=== Problem ===
Below you will find a set of lines. Repeat them all exactly.

## BEGIN Data shown

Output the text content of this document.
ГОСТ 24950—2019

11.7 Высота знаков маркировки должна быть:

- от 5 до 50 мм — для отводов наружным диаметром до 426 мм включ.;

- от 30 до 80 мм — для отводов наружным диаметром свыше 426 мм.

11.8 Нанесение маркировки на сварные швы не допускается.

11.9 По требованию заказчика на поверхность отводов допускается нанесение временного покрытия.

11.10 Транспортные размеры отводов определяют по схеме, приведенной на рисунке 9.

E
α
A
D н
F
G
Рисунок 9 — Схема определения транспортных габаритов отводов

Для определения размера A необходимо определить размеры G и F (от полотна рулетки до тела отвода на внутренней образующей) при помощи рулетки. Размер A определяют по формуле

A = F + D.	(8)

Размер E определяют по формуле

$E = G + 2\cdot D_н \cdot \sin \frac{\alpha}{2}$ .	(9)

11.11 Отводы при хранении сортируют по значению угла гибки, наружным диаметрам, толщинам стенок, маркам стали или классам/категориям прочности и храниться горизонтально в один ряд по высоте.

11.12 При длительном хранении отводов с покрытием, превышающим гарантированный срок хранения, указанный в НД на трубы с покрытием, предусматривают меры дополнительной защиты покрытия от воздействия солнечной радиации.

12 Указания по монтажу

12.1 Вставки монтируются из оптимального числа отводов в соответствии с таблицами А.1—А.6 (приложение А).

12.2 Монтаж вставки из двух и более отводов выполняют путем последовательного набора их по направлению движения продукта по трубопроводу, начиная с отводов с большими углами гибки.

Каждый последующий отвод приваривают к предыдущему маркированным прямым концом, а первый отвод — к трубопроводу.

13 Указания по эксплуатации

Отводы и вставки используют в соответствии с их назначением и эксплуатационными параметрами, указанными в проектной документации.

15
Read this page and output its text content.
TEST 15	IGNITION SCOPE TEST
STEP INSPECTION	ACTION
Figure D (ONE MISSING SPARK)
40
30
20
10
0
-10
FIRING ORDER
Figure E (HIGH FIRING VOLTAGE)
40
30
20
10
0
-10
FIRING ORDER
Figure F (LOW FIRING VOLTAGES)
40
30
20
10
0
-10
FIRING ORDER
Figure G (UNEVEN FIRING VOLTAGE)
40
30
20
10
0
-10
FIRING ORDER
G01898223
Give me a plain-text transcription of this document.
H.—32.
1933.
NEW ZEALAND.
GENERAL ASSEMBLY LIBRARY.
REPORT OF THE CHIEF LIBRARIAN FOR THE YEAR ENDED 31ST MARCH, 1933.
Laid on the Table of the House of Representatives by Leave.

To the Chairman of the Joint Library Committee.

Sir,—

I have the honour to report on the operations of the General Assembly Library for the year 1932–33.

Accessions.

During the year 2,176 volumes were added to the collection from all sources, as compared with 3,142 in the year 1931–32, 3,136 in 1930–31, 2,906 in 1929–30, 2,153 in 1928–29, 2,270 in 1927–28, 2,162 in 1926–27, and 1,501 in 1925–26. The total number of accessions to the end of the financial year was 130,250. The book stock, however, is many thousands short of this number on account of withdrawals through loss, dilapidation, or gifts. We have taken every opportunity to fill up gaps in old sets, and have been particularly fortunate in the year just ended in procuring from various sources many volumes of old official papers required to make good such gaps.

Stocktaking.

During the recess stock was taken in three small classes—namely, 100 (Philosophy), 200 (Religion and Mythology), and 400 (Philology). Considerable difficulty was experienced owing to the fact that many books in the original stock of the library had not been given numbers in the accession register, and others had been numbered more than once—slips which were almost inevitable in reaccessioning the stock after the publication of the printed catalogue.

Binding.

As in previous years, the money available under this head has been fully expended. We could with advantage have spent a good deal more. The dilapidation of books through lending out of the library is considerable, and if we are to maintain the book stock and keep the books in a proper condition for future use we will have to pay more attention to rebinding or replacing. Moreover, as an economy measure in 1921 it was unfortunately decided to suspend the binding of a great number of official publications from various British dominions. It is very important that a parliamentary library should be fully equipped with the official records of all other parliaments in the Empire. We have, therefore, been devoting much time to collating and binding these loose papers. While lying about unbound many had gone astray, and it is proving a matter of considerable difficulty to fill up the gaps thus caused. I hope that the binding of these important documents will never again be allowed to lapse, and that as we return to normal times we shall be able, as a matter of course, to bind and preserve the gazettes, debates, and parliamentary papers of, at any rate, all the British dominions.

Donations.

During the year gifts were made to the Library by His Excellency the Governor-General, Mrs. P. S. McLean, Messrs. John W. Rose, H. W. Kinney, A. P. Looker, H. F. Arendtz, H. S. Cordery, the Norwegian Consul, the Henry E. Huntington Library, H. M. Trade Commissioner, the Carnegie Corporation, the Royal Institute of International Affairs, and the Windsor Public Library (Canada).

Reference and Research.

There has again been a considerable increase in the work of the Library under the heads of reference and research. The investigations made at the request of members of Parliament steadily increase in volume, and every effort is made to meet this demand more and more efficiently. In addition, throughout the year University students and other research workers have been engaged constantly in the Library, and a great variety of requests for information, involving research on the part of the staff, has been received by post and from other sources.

## END Data shown

=== The reply ===
Output the text content of this document.
ГОСТ 24950—2019

11.7 Высота знаков маркировки должна быть:

- от 5 до 50 мм — для отводов наружным диаметром до 426 мм включ.;

- от 30 до 80 мм — для отводов наружным диаметром свыше 426 мм.

11.8 Нанесение маркировки на сварные швы не допускается.

11.9 По требованию заказчика на поверхность отводов допускается нанесение временного покрытия.

11.10 Транспортные размеры отводов определяют по схеме, приведенной на рисунке 9.

E
α
A
D н
F
G
Рисунок 9 — Схема определения транспортных габаритов отводов

Для определения размера A необходимо определить размеры G и F (от полотна рулетки до тела отвода на внутренней образующей) при помощи рулетки. Размер A определяют по формуле

A = F + D.	(8)

Размер E определяют по формуле

$E = G + 2\cdot D_н \cdot \sin \frac{\alpha}{2}$ .	(9)

11.11 Отводы при хранении сортируют по значению угла гибки, наружным диаметрам, толщинам стенок, маркам стали или классам/категориям прочности и храниться горизонтально в один ряд по высоте.

11.12 При длительном хранении отводов с покрытием, превышающим гарантированный срок хранения, указанный в НД на трубы с покрытием, предусматривают меры дополнительной защиты покрытия от воздействия солнечной радиации.

12 Указания по монтажу

12.1 Вставки монтируются из оптимального числа отводов в соответствии с таблицами А.1—А.6 (приложение А).

12.2 Монтаж вставки из двух и более отводов выполняют путем последовательного набора их по направлению движения продукта по трубопроводу, начиная с отводов с большими углами гибки.

Каждый последующий отвод приваривают к предыдущему маркированным прямым концом, а первый отвод — к трубопроводу.

13 Указания по эксплуатации

Отводы и вставки используют в соответствии с их назначением и эксплуатационными параметрами, указанными в проектной документации.

15
Read this page and output its text content.
TEST 15	IGNITION SCOPE TEST
STEP INSPECTION	ACTION
Figure D (ONE MISSING SPARK)
40
30
20
10
0
-10
FIRING ORDER
Figure E (HIGH FIRING VOLTAGE)
40
30
20
10
0
-10
FIRING ORDER
Figure F (LOW FIRING VOLTAGES)
40
30
20
10
0
-10
FIRING ORDER
Figure G (UNEVEN FIRING VOLTAGE)
40
30
20
10
0
-10
FIRING ORDER
G01898223
Give me a plain-text transcription of this document.
H.—32.
1933.
NEW ZEALAND.
GENERAL ASSEMBLY LIBRARY.
REPORT OF THE CHIEF LIBRARIAN FOR THE YEAR ENDED 31ST MARCH, 1933.
Laid on the Table of the House of Representatives by Leave.

To the Chairman of the Joint Library Committee.

Sir,—

I have the honour to report on the operations of the General Assembly Library for the year 1932–33.

Accessions.

During the year 2,176 volumes were added to the collection from all sources, as compared with 3,142 in the year 1931–32, 3,136 in 1930–31, 2,906 in 1929–30, 2,153 in 1928–29, 2,270 in 1927–28, 2,162 in 1926–27, and 1,501 in 1925–26. The total number of accessions to the end of the financial year was 130,250. The book stock, however, is many thousands short of this number on account of withdrawals through loss, dilapidation, or gifts. We have taken every opportunity to fill up gaps in old sets, and have been particularly fortunate in the year just ended in procuring from various sources many volumes of old official papers required to make good such gaps.

Stocktaking.

During the recess stock was taken in three small classes—namely, 100 (Philosophy), 200 (Religion and Mythology), and 400 (Philology). Considerable difficulty was experienced owing to the fact that many books in the original stock of the library had not been given numbers in the accession register, and others had been numbered more than once—slips which were almost inevitable in reaccessioning the stock after the publication of the printed catalogue.

Binding.

As in previous years, the money available under this head has been fully expended. We could with advantage have spent a good deal more. The dilapidation of books through lending out of the library is considerable, and if we are to maintain the book stock and keep the books in a proper condition for future use we will have to pay more attention to rebinding or replacing. Moreover, as an economy measure in 1921 it was unfortunately decided to suspend the binding of a great number of official publications from various British dominions. It is very important that a parliamentary library should be fully equipped with the official records of all other parliaments in the Empire. We have, therefore, been devoting much time to collating and binding these loose papers. While lying about unbound many had gone astray, and it is proving a matter of considerable difficulty to fill up the gaps thus caused. I hope that the binding of these important documents will never again be allowed to lapse, and that as we return to normal times we shall be able, as a matter of course, to bind and preserve the gazettes, debates, and parliamentary papers of, at any rate, all the British dominions.

Donations.

During the year gifts were made to the Library by His Excellency the Governor-General, Mrs. P. S. McLean, Messrs. John W. Rose, H. W. Kinney, A. P. Looker, H. F. Arendtz, H. S. Cordery, the Norwegian Consul, the Henry E. Huntington Library, H. M. Trade Commissioner, the Carnegie Corporation, the Royal Institute of International Affairs, and the Windsor Public Library (Canada).

Reference and Research.

There has again been a considerable increase in the work of the Library under the heads of reference and research. The investigations made at the request of members of Parliament steadily increase in volume, and every effort is made to meet this demand more and more efficiently. In addition, throughout the year University students and other research workers have been engaged constantly in the Library, and a great variety of requests for information, involving research on the part of the staff, has been received by post and from other sources.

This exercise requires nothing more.